Required work:
Rewrite the rows from the very first one through the row containing "spin-cell bbox=[597, 513, 659, 653]", swapping "cell-label" for "box-label" and leaving everything else unchanged.

Item position entries:
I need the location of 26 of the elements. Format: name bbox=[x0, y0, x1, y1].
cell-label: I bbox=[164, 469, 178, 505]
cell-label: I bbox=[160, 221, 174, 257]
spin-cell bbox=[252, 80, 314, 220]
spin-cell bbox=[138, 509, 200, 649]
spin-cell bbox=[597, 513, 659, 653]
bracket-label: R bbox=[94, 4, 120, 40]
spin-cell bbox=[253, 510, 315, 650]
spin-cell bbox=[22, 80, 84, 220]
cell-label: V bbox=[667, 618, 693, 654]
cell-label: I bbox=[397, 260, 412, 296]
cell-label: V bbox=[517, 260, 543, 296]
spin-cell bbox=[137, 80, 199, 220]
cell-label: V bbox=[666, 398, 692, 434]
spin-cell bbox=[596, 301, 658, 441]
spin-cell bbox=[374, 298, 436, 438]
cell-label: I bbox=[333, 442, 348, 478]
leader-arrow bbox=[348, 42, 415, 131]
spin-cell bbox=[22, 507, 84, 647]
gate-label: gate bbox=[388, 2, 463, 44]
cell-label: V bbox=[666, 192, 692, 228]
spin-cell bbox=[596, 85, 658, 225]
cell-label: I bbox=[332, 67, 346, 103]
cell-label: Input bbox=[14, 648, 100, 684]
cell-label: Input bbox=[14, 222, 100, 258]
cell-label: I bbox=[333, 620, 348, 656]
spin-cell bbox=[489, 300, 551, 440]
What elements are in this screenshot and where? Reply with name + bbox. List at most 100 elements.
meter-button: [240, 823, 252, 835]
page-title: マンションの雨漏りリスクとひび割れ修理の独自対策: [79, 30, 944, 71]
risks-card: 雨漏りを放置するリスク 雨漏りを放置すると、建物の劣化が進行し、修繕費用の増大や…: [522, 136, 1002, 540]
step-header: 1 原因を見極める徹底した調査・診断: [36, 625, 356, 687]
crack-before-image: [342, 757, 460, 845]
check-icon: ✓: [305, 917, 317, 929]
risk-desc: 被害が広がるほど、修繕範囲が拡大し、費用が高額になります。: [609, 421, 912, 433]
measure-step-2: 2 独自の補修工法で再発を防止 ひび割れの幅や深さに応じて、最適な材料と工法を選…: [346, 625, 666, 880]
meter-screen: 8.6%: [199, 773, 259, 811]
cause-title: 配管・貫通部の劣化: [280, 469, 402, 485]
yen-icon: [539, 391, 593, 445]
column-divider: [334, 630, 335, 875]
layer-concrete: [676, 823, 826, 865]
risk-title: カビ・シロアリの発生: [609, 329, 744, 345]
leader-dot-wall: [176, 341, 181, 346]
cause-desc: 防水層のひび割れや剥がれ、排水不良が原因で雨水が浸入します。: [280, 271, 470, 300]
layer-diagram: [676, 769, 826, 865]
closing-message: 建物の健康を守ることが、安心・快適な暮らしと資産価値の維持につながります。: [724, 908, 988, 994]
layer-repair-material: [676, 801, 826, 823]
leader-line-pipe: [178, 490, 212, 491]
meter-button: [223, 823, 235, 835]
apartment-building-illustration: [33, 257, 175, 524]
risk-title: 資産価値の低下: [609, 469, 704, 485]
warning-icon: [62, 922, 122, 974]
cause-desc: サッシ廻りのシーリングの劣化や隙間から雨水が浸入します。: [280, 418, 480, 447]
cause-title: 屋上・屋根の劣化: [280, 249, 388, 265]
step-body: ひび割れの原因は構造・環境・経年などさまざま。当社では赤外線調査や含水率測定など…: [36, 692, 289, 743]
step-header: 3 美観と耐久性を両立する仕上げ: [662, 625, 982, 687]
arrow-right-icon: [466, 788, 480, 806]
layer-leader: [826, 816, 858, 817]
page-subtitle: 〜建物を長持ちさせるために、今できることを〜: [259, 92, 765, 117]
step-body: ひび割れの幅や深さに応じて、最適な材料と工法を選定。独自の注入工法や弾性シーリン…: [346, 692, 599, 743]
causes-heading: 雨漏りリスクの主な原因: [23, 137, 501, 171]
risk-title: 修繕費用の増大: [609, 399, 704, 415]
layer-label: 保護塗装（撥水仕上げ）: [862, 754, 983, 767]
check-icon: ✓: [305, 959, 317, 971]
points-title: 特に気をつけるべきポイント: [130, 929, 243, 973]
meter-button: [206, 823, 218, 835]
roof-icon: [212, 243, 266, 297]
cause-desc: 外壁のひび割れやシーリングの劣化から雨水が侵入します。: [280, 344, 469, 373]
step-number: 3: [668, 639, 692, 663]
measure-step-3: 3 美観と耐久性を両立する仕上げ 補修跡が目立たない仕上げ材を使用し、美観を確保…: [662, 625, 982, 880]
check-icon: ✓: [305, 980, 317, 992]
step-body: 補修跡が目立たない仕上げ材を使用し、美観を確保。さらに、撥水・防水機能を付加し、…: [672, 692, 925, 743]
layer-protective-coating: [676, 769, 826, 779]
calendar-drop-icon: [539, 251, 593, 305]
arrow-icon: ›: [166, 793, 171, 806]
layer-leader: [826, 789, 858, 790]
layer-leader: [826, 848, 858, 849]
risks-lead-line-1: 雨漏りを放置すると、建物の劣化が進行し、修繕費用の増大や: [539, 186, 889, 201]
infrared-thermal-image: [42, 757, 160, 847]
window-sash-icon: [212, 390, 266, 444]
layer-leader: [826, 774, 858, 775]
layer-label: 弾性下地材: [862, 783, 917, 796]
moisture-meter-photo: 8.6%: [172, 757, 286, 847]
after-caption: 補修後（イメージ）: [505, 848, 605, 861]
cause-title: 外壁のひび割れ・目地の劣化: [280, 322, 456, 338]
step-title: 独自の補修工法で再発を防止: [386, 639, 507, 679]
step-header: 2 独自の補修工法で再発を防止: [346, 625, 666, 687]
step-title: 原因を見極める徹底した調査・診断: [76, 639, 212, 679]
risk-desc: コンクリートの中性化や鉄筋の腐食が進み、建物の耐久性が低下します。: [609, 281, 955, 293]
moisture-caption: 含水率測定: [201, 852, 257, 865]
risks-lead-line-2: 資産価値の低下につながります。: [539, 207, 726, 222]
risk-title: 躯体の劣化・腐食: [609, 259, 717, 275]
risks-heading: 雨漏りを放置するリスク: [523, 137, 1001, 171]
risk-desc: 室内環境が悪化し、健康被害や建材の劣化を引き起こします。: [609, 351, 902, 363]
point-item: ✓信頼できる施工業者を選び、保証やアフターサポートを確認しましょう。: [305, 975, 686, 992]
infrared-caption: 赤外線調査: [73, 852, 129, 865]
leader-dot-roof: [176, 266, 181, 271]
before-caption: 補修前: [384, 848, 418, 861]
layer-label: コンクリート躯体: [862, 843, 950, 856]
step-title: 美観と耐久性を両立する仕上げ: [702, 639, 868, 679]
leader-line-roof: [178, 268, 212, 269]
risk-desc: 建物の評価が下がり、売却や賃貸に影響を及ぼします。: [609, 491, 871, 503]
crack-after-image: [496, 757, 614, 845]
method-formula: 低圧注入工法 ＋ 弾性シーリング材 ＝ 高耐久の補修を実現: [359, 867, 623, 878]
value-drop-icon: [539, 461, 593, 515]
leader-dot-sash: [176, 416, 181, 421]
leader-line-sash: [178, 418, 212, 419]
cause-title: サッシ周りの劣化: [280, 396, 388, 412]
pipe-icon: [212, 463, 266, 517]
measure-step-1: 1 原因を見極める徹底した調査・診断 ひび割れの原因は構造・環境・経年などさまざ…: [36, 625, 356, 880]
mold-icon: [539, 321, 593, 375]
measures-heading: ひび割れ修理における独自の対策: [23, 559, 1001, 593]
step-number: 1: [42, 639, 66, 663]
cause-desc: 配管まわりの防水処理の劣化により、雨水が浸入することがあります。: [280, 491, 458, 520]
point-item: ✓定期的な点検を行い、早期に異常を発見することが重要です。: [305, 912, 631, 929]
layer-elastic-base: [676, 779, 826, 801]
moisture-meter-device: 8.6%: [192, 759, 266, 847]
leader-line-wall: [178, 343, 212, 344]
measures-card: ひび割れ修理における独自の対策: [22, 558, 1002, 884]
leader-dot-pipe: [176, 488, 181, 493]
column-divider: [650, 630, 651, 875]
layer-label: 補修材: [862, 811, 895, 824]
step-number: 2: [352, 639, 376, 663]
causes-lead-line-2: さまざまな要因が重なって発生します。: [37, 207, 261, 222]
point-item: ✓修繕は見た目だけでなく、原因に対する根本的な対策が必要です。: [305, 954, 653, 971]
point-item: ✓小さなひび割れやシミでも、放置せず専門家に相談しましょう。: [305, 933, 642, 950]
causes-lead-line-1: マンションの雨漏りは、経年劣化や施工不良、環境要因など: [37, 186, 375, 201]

Response to this task:
I need the location of 26 of the elements. Format: name bbox=[x0, y0, x1, y1].
box-label: I bbox=[164, 469, 178, 505]
box-label: I bbox=[160, 221, 174, 257]
spin-cell bbox=[252, 80, 314, 220]
spin-cell bbox=[138, 509, 200, 649]
spin-cell bbox=[597, 513, 659, 653]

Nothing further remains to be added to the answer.